Extract the full listing verbatim and drop any pictures from your copy.

>> Start Task input

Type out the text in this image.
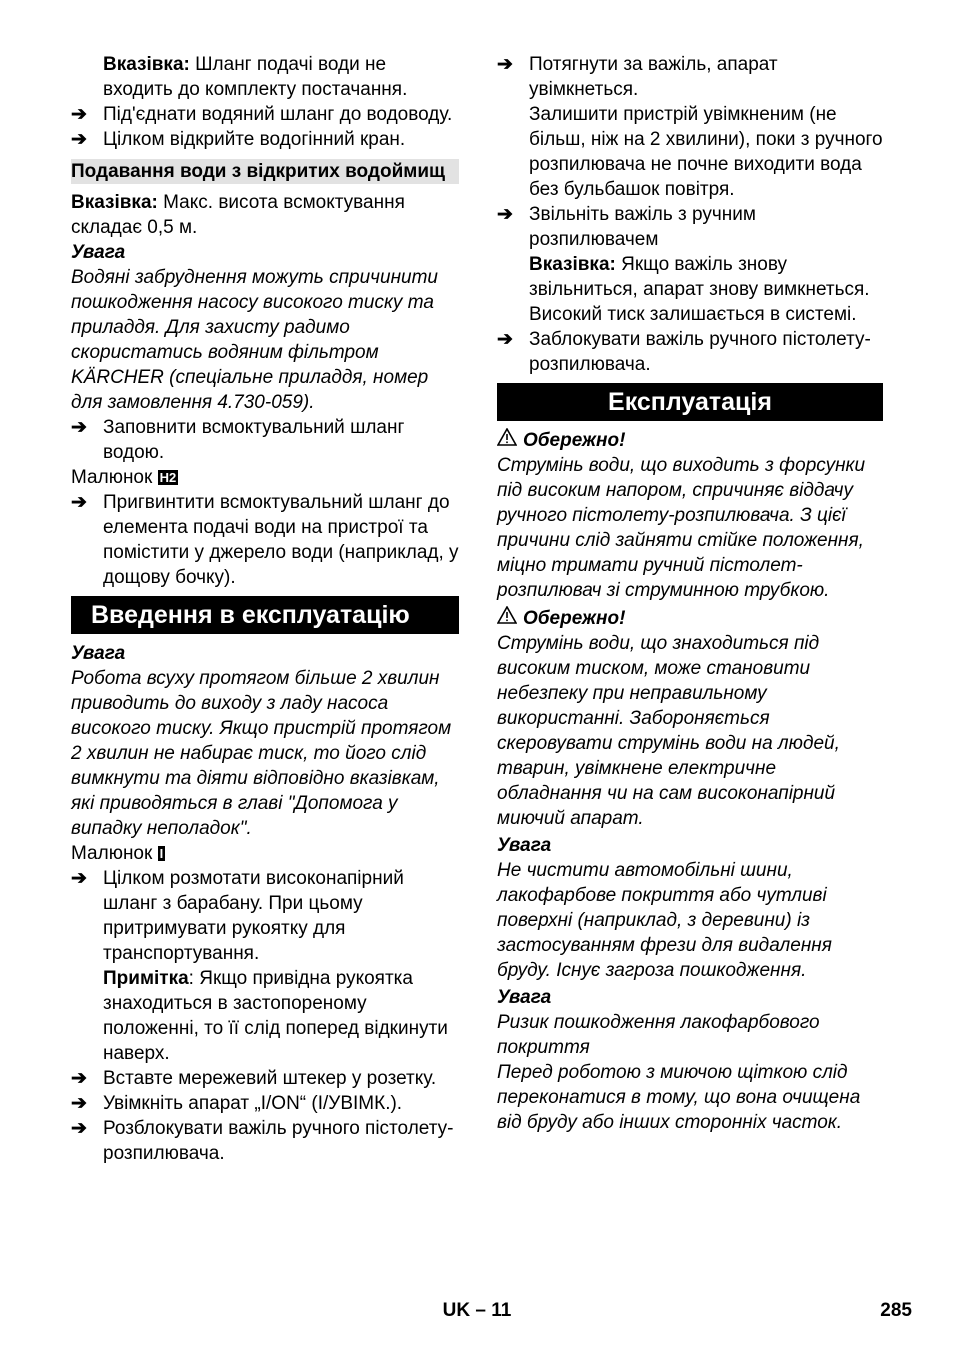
Вказівка: Шланг подачі води не входить до комплекту постачання.

➔ Під'єднати водяний шланг до водоводу.

➔ Цілком відкрийте водогінний кран.

Подавання води з відкритих водоймищ

Вказівка: Макс. висота всмоктування складає 0,5 м.

Увага

Водяні забруднення можуть спричинити пошкодження насосу високого тиску та приладдя. Для захисту радимо скористатись водяним фільтром KÄRCHER (спеціальне приладдя, номер для замовлення 4.730-059).

➔ Заповнити всмоктувальний шланг водою.

Малюнок H2

➔ Пригвинтити всмоктувальний шланг до елемента подачі води на пристрої та помістити у джерело води (наприклад, у дощову бочку).

Введення в експлуатацію

Увага

Робота всуху протягом більше 2 хвилин приводить до виходу з ладу насоса високого тиску. Якщо пристрій протягом 2 хвилин не набирає тиск, то його слід вимкнути та діяти відповідно вказівкам, які приводяться в главі "Допомога у випадку неполадок".

Малюнок I

➔ Цілком розмотати високонапірний шланг з барабану. При цьому притримувати рукоятку для транспортування.

Примітка: Якщо привідна рукоятка знаходиться в застопореному положенні, то її слід поперед відкинути наверх.

➔ Вставте мережевий штекер у розетку.

➔ Увімкніть апарат „I/ON“ (I/УВІМК.).

➔ Розблокувати важіль ручного пістолету-розпилювача.

➔ Потягнути за важіль, апарат увімкнеться.

Залишити пристрій увімкненим (не більш, ніж на 2 хвилини), поки з ручного розпилювача не почне виходити вода без бульбашок повітря.

➔ Звільніть важіль з ручним розпилювачем

Вказівка: Якщо важіль знову звільниться, апарат знову вимкнеться. Високий тиск залишається в системі.

➔ Заблокувати важіль ручного пістолету-розпилювача.

Експлуатація

Обережно!

Струмінь води, що виходить з форсунки під високим напором, спричиняє віддачу ручного пістолету-розпилювача. З цієї причини слід зайняти стійке положення, міцно тримати ручний пістолет-розпилювач зі струминною трубкою.

Обережно!

Струмінь води, що знаходиться під високим тиском, може становити небезпеку при неправильному використанні. Забороняється скеровувати струмінь води на людей, тварин, увімкнене електричне обладнання чи на сам високонапірний миючий апарат.

Увага

Не чистити автомобільні шини, лакофарбове покриття або чутливі поверхні (наприклад, з деревини) із застосуванням фрези для видалення бруду. Існує загроза пошкодження.

Увага

Ризик пошкодження лакофарбового покриття

Перед роботою з миючою щіткою слід переконатися в тому, що вона очищена від бруду або інших сторонніх часток.

UK – 11	285
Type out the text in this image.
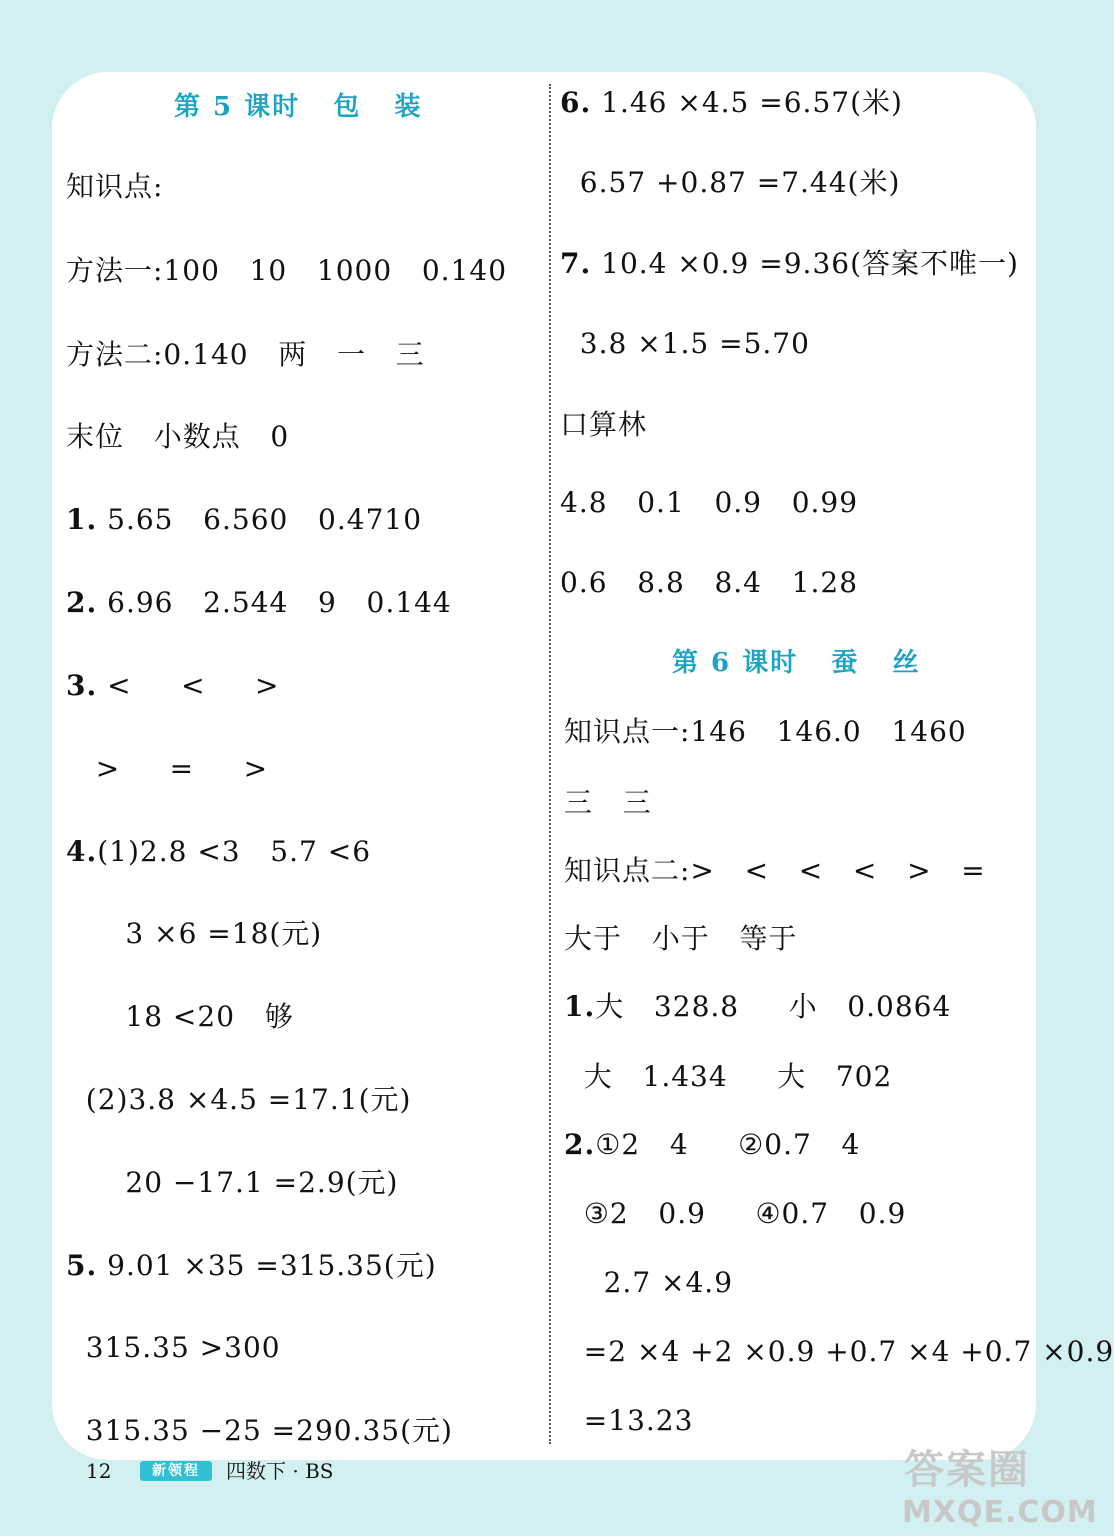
第 5 课时   包   装
知识点:
方法一:100   10   1000   0.140
方法二:0.140   两   一   三
末位   小数点   0
1. 5.65   6.560   0.4710
2. 6.96   2.544   9   0.144
3. <     <     >
>     =     >
4.(1)2.8 <3   5.7 <6
3 ×6 =18(元)
18 <20   够
(2)3.8 ×4.5 =17.1(元)
20 −17.1 =2.9(元)
5. 9.01 ×35 =315.35(元)
315.35 >300
315.35 −25 =290.35(元)
6. 1.46 ×4.5 =6.57(米)
6.57 +0.87 =7.44(米)
7. 10.4 ×0.9 =9.36(答案不唯一)
3.8 ×1.5 =5.70
口算林
4.8   0.1   0.9   0.99
0.6   8.8   8.4   1.28
第 6 课时   蚕   丝
知识点一:146   146.0   1460
三   三
知识点二:>   <   <   <   >   =
大于   小于   等于
1.大   328.8     小   0.0864
大   1.434     大   702
2.①2   4     ②0.7   4
③2   0.9     ④0.7   0.9
2.7 ×4.9
=2 ×4 +2 ×0.9 +0.7 ×4 +0.7 ×0.9
=13.23
12	新领程	四数下 · BS	答案圈
MXQE.COM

>> End Task input

> Solution to this problem:
Type out the text in this image.
Вказівка: Шланг подачі води не входить до комплекту постачання.

➔ Під'єднати водяний шланг до водоводу.

➔ Цілком відкрийте водогінний кран.

Подавання води з відкритих водоймищ

Вказівка: Макс. висота всмоктування складає 0,5 м.

Увага

Водяні забруднення можуть спричинити пошкодження насосу високого тиску та приладдя. Для захисту радимо скористатись водяним фільтром KÄRCHER (спеціальне приладдя, номер для замовлення 4.730-059).

➔ Заповнити всмоктувальний шланг водою.

Малюнок H2

➔ Пригвинтити всмоктувальний шланг до елемента подачі води на пристрої та помістити у джерело води (наприклад, у дощову бочку).

Введення в експлуатацію

Увага

Робота всуху протягом більше 2 хвилин приводить до виходу з ладу насоса високого тиску. Якщо пристрій протягом 2 хвилин не набирає тиск, то його слід вимкнути та діяти відповідно вказівкам, які приводяться в главі "Допомога у випадку неполадок".

Малюнок I

➔ Цілком розмотати високонапірний шланг з барабану. При цьому притримувати рукоятку для транспортування.

Примітка: Якщо привідна рукоятка знаходиться в застопореному положенні, то її слід поперед відкинути наверх.

➔ Вставте мережевий штекер у розетку.

➔ Увімкніть апарат „I/ON“ (I/УВІМК.).

➔ Розблокувати важіль ручного пістолету-розпилювача.

➔ Потягнути за важіль, апарат увімкнеться.

Залишити пристрій увімкненим (не більш, ніж на 2 хвилини), поки з ручного розпилювача не почне виходити вода без бульбашок повітря.

➔ Звільніть важіль з ручним розпилювачем

Вказівка: Якщо важіль знову звільниться, апарат знову вимкнеться. Високий тиск залишається в системі.

➔ Заблокувати важіль ручного пістолету-розпилювача.

Експлуатація

Обережно!

Струмінь води, що виходить з форсунки під високим напором, спричиняє віддачу ручного пістолету-розпилювача. З цієї причини слід зайняти стійке положення, міцно тримати ручний пістолет-розпилювач зі струминною трубкою.

Обережно!

Струмінь води, що знаходиться під високим тиском, може становити небезпеку при неправильному використанні. Забороняється скеровувати струмінь води на людей, тварин, увімкнене електричне обладнання чи на сам високонапірний миючий апарат.

Увага

Не чистити автомобільні шини, лакофарбове покриття або чутливі поверхні (наприклад, з деревини) із застосуванням фрези для видалення бруду. Існує загроза пошкодження.

Увага

Ризик пошкодження лакофарбового покриття

Перед роботою з миючою щіткою слід переконатися в тому, що вона очищена від бруду або інших сторонніх часток.

UK – 11	285
Type out the text in this image.
第 5 课时   包   装
知识点:
方法一:100   10   1000   0.140
方法二:0.140   两   一   三
末位   小数点   0
1. 5.65   6.560   0.4710
2. 6.96   2.544   9   0.144
3. <     <     >
>     =     >
4.(1)2.8 <3   5.7 <6
3 ×6 =18(元)
18 <20   够
(2)3.8 ×4.5 =17.1(元)
20 −17.1 =2.9(元)
5. 9.01 ×35 =315.35(元)
315.35 >300
315.35 −25 =290.35(元)
6. 1.46 ×4.5 =6.57(米)
6.57 +0.87 =7.44(米)
7. 10.4 ×0.9 =9.36(答案不唯一)
3.8 ×1.5 =5.70
口算林
4.8   0.1   0.9   0.99
0.6   8.8   8.4   1.28
第 6 课时   蚕   丝
知识点一:146   146.0   1460
三   三
知识点二:>   <   <   <   >   =
大于   小于   等于
1.大   328.8     小   0.0864
大   1.434     大   702
2.①2   4     ②0.7   4
③2   0.9     ④0.7   0.9
2.7 ×4.9
=2 ×4 +2 ×0.9 +0.7 ×4 +0.7 ×0.9
=13.23
12	新领程	四数下 · BS	答案圈
MXQE.COM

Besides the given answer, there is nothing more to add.